──────── Data shown ────────

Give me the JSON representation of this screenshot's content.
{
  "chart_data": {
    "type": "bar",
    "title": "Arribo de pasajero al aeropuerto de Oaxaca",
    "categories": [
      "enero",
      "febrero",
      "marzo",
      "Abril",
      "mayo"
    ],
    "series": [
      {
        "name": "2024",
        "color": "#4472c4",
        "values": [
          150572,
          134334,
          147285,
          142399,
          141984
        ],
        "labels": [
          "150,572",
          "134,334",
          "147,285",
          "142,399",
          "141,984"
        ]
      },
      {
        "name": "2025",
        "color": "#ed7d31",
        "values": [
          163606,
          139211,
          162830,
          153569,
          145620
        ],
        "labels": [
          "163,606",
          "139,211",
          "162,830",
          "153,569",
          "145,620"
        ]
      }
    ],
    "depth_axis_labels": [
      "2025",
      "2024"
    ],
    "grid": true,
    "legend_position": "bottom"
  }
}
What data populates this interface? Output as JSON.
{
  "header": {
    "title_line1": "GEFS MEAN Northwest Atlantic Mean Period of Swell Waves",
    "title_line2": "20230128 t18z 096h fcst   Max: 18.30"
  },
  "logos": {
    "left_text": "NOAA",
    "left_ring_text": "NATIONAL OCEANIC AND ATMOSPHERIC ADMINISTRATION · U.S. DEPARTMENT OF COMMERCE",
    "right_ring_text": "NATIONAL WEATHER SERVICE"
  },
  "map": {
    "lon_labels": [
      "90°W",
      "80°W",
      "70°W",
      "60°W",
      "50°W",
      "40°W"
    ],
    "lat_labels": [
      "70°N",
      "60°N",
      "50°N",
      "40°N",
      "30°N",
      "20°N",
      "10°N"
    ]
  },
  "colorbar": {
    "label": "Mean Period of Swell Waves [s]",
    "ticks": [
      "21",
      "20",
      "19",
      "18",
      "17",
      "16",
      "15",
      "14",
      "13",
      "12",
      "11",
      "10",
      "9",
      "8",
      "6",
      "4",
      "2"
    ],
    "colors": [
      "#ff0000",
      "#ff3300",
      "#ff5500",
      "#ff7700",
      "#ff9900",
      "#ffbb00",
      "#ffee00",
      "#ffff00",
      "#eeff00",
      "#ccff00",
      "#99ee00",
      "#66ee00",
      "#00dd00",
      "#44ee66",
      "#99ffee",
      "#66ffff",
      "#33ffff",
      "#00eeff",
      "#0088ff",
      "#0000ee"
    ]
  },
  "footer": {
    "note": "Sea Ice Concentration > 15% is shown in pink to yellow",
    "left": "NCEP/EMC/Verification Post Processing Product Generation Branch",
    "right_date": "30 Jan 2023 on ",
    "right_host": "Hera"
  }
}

────────

Task statement:
Wherever the word "Mean" occurs in a line of the listing, copy that line.

Solution to the exercise:
    "title_line1": "GEFS MEAN Northwest Atlantic Mean Period of Swell Waves",
    "label": "Mean Period of Swell Waves [s]",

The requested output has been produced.